**WHAT THE EXERCISE ASKS:**
Search the material for the string "data" and copy each line where it occurs.

◆ ◆ ◆ ◆ ◆ ◆ ◆

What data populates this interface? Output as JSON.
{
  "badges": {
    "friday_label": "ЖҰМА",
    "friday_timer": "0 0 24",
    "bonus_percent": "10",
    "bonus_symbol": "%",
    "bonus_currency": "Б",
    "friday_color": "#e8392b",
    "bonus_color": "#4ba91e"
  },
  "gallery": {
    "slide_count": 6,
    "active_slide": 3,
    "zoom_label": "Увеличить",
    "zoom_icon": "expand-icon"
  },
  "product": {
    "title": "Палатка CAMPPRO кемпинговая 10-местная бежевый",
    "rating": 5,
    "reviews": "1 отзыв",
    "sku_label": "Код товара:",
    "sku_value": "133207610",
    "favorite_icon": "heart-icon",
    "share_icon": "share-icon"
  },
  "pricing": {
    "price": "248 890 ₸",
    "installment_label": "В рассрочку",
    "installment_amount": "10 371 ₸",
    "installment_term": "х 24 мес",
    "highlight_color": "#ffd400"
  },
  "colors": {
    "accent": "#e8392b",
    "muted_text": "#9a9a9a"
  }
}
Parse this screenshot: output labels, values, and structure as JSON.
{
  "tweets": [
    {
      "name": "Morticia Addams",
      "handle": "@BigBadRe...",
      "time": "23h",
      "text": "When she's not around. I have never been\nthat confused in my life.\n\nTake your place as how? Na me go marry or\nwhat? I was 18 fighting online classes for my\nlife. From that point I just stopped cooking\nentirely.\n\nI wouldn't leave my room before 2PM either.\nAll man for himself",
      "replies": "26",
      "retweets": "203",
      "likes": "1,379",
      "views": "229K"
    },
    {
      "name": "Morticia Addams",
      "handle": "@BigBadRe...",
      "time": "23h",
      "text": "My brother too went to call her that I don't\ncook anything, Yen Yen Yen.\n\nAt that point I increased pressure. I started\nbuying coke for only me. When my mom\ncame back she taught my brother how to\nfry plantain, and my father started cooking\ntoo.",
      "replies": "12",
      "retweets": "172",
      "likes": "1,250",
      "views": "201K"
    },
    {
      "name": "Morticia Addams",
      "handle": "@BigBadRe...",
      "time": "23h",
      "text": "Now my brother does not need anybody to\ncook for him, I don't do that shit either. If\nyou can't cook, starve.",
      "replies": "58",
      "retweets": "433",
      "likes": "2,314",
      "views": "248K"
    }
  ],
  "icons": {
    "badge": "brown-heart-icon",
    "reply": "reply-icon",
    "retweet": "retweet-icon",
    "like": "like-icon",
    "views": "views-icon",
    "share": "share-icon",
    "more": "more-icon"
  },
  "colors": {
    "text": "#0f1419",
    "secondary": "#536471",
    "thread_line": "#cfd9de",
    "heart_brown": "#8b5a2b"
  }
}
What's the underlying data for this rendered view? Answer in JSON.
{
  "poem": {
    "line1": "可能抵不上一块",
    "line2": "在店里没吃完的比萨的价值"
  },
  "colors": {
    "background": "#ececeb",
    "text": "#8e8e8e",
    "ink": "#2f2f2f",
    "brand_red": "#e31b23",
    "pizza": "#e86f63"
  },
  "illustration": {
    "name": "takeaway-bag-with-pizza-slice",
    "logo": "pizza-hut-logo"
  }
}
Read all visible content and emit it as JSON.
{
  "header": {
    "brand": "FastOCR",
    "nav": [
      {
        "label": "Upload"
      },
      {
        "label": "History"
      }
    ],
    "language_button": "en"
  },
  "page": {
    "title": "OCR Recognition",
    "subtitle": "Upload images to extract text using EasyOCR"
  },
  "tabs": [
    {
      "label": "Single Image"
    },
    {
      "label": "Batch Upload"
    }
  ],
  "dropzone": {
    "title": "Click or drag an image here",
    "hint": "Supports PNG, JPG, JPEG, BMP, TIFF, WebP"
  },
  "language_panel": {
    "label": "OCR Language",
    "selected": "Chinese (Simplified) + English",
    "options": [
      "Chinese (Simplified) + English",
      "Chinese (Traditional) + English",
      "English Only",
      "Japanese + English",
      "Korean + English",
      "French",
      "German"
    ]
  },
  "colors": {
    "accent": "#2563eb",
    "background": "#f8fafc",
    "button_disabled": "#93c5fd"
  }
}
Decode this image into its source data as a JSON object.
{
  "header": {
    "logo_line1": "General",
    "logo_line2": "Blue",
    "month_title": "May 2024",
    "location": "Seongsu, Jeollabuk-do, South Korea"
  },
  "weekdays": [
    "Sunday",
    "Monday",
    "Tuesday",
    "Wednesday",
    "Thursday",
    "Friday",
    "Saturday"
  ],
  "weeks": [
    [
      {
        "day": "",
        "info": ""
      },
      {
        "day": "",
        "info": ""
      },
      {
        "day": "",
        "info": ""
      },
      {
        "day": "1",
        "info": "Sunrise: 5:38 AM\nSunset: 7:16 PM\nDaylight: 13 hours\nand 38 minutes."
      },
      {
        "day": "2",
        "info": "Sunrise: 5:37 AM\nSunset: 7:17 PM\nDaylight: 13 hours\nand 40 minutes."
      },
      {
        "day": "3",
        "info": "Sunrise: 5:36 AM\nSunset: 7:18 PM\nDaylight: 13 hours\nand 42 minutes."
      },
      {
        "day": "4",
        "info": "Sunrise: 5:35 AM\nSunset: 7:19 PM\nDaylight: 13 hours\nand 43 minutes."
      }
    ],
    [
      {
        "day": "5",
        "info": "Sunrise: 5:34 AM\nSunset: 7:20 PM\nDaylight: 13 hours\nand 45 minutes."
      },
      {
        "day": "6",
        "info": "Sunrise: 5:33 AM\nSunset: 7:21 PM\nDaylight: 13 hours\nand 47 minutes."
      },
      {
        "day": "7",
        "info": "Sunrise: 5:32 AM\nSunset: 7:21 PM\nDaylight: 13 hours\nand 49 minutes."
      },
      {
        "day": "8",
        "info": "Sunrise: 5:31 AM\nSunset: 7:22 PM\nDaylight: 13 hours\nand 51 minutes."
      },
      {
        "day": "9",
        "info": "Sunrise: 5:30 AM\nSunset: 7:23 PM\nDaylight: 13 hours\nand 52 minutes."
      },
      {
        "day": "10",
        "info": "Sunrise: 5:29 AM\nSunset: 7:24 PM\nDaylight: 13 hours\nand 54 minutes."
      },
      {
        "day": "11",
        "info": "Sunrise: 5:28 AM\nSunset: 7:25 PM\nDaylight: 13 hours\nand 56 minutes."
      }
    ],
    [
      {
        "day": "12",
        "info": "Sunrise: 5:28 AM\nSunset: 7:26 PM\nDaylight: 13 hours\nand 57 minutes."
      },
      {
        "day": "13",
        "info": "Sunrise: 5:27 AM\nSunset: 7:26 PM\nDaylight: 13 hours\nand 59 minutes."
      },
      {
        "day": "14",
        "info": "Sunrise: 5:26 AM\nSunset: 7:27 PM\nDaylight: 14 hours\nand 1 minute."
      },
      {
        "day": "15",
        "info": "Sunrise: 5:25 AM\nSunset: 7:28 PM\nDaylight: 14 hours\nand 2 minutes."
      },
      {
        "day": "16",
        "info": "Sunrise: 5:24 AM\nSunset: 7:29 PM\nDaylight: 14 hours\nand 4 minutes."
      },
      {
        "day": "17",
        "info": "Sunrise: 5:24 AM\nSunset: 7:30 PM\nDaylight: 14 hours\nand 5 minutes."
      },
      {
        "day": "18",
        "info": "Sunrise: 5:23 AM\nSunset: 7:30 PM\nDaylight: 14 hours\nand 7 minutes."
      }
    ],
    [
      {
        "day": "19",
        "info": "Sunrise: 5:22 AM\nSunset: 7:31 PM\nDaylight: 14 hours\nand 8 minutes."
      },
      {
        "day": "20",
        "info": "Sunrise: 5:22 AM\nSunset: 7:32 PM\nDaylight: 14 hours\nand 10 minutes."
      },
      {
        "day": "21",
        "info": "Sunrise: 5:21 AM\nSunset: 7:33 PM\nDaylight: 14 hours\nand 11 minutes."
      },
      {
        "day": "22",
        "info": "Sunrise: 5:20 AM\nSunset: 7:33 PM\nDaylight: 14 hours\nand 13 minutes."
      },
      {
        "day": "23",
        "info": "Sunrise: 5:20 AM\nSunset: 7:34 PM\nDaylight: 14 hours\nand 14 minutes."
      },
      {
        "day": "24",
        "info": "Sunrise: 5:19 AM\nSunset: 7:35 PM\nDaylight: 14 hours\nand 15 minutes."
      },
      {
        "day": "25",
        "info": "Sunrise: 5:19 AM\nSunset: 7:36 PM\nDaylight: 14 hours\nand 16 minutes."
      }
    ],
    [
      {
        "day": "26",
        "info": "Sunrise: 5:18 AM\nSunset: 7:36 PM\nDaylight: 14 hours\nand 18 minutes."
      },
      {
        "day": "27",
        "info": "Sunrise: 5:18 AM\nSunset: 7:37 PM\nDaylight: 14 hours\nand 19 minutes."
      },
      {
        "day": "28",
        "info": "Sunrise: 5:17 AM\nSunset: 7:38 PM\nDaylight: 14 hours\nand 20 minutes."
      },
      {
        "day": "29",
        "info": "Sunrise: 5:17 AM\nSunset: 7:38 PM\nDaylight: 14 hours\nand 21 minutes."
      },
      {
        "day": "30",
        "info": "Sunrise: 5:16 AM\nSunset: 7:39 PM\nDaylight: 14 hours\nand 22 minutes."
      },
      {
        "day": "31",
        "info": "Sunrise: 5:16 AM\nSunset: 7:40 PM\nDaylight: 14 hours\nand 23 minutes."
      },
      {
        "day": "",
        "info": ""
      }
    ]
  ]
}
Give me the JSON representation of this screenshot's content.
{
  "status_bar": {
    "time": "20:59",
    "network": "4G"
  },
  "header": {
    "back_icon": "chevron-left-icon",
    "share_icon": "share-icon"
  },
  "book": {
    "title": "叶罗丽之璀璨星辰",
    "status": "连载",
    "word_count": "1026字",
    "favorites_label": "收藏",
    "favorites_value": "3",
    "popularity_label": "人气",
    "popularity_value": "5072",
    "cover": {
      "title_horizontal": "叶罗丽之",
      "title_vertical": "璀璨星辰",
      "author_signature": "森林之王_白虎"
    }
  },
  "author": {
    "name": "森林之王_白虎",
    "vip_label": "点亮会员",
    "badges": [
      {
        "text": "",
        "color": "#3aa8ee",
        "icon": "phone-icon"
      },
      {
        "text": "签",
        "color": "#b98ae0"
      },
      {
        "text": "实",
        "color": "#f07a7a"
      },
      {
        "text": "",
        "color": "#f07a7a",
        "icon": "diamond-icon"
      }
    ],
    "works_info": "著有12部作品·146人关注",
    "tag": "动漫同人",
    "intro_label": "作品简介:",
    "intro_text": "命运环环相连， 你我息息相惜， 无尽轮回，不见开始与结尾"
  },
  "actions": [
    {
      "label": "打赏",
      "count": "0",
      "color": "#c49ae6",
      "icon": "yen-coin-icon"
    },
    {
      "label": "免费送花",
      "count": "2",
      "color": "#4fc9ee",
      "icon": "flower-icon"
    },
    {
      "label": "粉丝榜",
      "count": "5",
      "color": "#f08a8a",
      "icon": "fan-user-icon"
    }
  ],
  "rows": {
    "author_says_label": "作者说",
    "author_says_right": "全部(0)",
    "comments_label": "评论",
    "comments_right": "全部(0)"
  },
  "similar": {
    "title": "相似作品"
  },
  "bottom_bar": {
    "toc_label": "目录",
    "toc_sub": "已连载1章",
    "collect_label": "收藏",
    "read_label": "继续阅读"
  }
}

◆ ◆ ◆ ◆ ◆ ◆ ◆

**SOLUTION TO THIS PROBLEM:**
What data populates this interface? Output as JSON.
What's the underlying data for this rendered view? Answer in JSON.
Decode this image into its source data as a JSON object.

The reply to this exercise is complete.